Dataset entries
......

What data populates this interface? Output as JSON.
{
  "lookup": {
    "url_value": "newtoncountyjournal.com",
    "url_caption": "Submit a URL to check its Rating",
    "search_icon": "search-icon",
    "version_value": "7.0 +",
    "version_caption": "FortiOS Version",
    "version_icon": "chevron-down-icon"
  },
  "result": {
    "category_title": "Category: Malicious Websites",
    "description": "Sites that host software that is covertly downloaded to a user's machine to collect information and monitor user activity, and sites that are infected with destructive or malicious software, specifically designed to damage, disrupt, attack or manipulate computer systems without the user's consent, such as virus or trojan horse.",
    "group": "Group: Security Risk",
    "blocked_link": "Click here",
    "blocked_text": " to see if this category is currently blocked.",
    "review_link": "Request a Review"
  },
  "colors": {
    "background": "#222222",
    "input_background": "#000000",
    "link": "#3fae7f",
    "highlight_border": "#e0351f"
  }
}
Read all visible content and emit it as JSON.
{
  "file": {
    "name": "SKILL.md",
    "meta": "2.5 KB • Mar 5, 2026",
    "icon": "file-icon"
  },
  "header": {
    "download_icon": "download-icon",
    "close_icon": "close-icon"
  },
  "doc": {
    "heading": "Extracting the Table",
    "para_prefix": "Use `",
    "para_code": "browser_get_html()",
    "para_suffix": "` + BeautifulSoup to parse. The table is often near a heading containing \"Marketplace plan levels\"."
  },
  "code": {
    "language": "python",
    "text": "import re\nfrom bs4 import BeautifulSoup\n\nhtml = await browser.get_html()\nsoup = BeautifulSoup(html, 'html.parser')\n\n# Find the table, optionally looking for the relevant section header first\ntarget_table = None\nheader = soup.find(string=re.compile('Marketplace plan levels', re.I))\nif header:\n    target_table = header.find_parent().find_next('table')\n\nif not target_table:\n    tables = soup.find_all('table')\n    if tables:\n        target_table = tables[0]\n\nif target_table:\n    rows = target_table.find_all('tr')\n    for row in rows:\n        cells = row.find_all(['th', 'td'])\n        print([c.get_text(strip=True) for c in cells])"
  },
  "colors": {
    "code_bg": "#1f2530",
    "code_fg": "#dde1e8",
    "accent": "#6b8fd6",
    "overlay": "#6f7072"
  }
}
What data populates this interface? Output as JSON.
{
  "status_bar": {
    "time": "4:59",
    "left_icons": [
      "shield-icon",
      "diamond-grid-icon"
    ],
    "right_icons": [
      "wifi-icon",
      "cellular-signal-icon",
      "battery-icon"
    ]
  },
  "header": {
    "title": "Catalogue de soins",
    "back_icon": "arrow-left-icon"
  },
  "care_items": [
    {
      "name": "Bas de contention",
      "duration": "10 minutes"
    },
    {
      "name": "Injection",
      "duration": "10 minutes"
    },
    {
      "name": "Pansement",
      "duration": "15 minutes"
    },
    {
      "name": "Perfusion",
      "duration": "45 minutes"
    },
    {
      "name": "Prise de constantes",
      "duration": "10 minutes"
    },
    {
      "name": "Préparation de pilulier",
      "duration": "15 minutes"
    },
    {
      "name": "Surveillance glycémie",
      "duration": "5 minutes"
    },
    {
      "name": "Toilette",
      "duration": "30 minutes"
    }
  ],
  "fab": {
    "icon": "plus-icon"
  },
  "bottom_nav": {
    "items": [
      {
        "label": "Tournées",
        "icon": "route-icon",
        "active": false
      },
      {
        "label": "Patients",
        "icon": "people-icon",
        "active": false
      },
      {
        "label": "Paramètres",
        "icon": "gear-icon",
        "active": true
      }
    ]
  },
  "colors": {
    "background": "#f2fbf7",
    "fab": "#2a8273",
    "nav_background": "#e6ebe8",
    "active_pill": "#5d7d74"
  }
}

......

▶ _ACTIVITY_
The entries above are to be retyped exactly, with nothing left out.

▶ _WRITTEN SOLUTION_
What data populates this interface? Output as JSON.
{
  "lookup": {
    "url_value": "newtoncountyjournal.com",
    "url_caption": "Submit a URL to check its Rating",
    "search_icon": "search-icon",
    "version_value": "7.0 +",
    "version_caption": "FortiOS Version",
    "version_icon": "chevron-down-icon"
  },
  "result": {
    "category_title": "Category: Malicious Websites",
    "description": "Sites that host software that is covertly downloaded to a user's machine to collect information and monitor user activity, and sites that are infected with destructive or malicious software, specifically designed to damage, disrupt, attack or manipulate computer systems without the user's consent, such as virus or trojan horse.",
    "group": "Group: Security Risk",
    "blocked_link": "Click here",
    "blocked_text": " to see if this category is currently blocked.",
    "review_link": "Request a Review"
  },
  "colors": {
    "background": "#222222",
    "input_background": "#000000",
    "link": "#3fae7f",
    "highlight_border": "#e0351f"
  }
}
Read all visible content and emit it as JSON.
{
  "file": {
    "name": "SKILL.md",
    "meta": "2.5 KB • Mar 5, 2026",
    "icon": "file-icon"
  },
  "header": {
    "download_icon": "download-icon",
    "close_icon": "close-icon"
  },
  "doc": {
    "heading": "Extracting the Table",
    "para_prefix": "Use `",
    "para_code": "browser_get_html()",
    "para_suffix": "` + BeautifulSoup to parse. The table is often near a heading containing \"Marketplace plan levels\"."
  },
  "code": {
    "language": "python",
    "text": "import re\nfrom bs4 import BeautifulSoup\n\nhtml = await browser.get_html()\nsoup = BeautifulSoup(html, 'html.parser')\n\n# Find the table, optionally looking for the relevant section header first\ntarget_table = None\nheader = soup.find(string=re.compile('Marketplace plan levels', re.I))\nif header:\n    target_table = header.find_parent().find_next('table')\n\nif not target_table:\n    tables = soup.find_all('table')\n    if tables:\n        target_table = tables[0]\n\nif target_table:\n    rows = target_table.find_all('tr')\n    for row in rows:\n        cells = row.find_all(['th', 'td'])\n        print([c.get_text(strip=True) for c in cells])"
  },
  "colors": {
    "code_bg": "#1f2530",
    "code_fg": "#dde1e8",
    "accent": "#6b8fd6",
    "overlay": "#6f7072"
  }
}
What data populates this interface? Output as JSON.
{
  "status_bar": {
    "time": "4:59",
    "left_icons": [
      "shield-icon",
      "diamond-grid-icon"
    ],
    "right_icons": [
      "wifi-icon",
      "cellular-signal-icon",
      "battery-icon"
    ]
  },
  "header": {
    "title": "Catalogue de soins",
    "back_icon": "arrow-left-icon"
  },
  "care_items": [
    {
      "name": "Bas de contention",
      "duration": "10 minutes"
    },
    {
      "name": "Injection",
      "duration": "10 minutes"
    },
    {
      "name": "Pansement",
      "duration": "15 minutes"
    },
    {
      "name": "Perfusion",
      "duration": "45 minutes"
    },
    {
      "name": "Prise de constantes",
      "duration": "10 minutes"
    },
    {
      "name": "Préparation de pilulier",
      "duration": "15 minutes"
    },
    {
      "name": "Surveillance glycémie",
      "duration": "5 minutes"
    },
    {
      "name": "Toilette",
      "duration": "30 minutes"
    }
  ],
  "fab": {
    "icon": "plus-icon"
  },
  "bottom_nav": {
    "items": [
      {
        "label": "Tournées",
        "icon": "route-icon",
        "active": false
      },
      {
        "label": "Patients",
        "icon": "people-icon",
        "active": false
      },
      {
        "label": "Paramètres",
        "icon": "gear-icon",
        "active": true
      }
    ]
  },
  "colors": {
    "background": "#f2fbf7",
    "fab": "#2a8273",
    "nav_background": "#e6ebe8",
    "active_pill": "#5d7d74"
  }
}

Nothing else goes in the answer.